A Proposal for Project Layers

Dan Ingalls Dan.Ingalls at disney.com
Tue Nov 16 23:19:32 UTC 1999


"Josh Flowers" <josh at i33.com> wrote:
>What about something similar to Catagories in Objective-C?  Packages can add/change
>messages to base classes, but not variables, and those messages are invisible to other
>packages.  
>
>If HTMLPackage adds an asHtml method to String, a subclass (or a new Catagory) of String
>is created, and put in the HTMLPackage dictionary.  When an object within the HTMLPackage
>calls asHtml on a String the message is understood, but when the string object is
>referenced from another package, the asHtml message would no longer be valid.

Well, using the structures of Squeak as they exist (recall I said this ought to be a 1-week project, and we're already into the second day), class String either has or does not have a method for asHtml.  If it does, then it will understand it no matter who calls it.  If it does not, then it will get a dNU (doesNotUnderstand:) exception no matter who calls it.

I can only see two approaches to this.  The first is the static approach that I have already outlined for projects -- ie when you enter a project, all changes are asserted, and the system runs that way until you leave the project.

───

Task 1 >> Repeat the post on project layers, everything from "Dan Ingalls Dan.Ingalls" down to "longer be valid.", but swap "asHtml" for "toHtml".
Task 2 >> Quote every sentence in the post on project layers that begins with the word "If".

───

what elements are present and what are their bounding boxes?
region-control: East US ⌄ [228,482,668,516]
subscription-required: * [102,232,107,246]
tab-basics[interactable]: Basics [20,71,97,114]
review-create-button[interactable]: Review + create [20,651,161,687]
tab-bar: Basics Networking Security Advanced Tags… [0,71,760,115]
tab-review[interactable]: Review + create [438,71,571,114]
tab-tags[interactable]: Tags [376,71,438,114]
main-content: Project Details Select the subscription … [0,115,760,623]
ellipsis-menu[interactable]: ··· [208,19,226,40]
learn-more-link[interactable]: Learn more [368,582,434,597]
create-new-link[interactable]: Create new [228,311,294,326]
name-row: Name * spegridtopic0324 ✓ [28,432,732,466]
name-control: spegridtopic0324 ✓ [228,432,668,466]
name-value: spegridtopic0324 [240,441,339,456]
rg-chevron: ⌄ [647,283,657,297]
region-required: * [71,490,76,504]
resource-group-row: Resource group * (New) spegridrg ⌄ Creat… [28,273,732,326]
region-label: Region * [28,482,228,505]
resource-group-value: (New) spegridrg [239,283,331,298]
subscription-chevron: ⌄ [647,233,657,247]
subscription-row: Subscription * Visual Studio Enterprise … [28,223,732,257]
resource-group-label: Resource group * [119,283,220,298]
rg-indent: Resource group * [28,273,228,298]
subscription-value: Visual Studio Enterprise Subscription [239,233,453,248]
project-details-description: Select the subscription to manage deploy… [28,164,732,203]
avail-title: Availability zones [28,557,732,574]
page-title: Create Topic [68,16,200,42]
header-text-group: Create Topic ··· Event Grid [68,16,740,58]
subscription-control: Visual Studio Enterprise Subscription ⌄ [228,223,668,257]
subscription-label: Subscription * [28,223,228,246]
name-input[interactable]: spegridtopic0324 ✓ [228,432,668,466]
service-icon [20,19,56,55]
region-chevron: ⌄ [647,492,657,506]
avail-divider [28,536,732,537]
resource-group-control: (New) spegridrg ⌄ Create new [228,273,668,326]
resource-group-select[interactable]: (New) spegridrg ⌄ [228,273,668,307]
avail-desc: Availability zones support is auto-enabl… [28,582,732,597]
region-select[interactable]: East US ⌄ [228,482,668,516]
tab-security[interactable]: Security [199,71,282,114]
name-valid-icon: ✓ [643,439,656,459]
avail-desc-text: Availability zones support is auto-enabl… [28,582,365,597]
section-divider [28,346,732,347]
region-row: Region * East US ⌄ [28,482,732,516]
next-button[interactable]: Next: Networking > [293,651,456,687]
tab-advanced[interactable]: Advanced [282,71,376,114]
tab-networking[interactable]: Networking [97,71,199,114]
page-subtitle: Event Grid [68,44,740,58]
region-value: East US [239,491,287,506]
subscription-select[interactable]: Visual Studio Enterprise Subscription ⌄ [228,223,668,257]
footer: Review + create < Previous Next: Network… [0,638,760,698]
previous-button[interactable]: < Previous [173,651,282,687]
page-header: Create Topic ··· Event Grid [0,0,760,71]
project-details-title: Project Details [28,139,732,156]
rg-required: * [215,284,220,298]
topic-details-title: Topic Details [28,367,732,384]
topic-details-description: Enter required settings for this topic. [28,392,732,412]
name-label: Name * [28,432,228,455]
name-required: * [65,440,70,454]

───

Response box 1 >>
Dan Ingalls Dan.Ingalls at disney.com
Tue Nov 16 23:19:32 UTC 1999


"Josh Flowers" <josh at i33.com> wrote:
>What about something similar to Catagories in Objective-C?  Packages can add/change
>messages to base classes, but not variables, and those messages are invisible to other
>packages.  
>
>If HTMLPackage adds an toHtml method to String, a subclass (or a new Catagory) of String
>is created, and put in the HTMLPackage dictionary.  When an object within the HTMLPackage
>calls toHtml on a String the message is understood, but when the string object is
>referenced from another package, the toHtml message would no longer be valid.

Response box 2 >>
- If HTMLPackage adds an asHtml method to String, a subclass (or a new Catagory) of String is created, and put in the HTMLPackage dictionary.
- If it does, then it will understand it no matter who calls it.
- If it does not, then it will get a dNU (doesNotUnderstand:) exception no matter who calls it.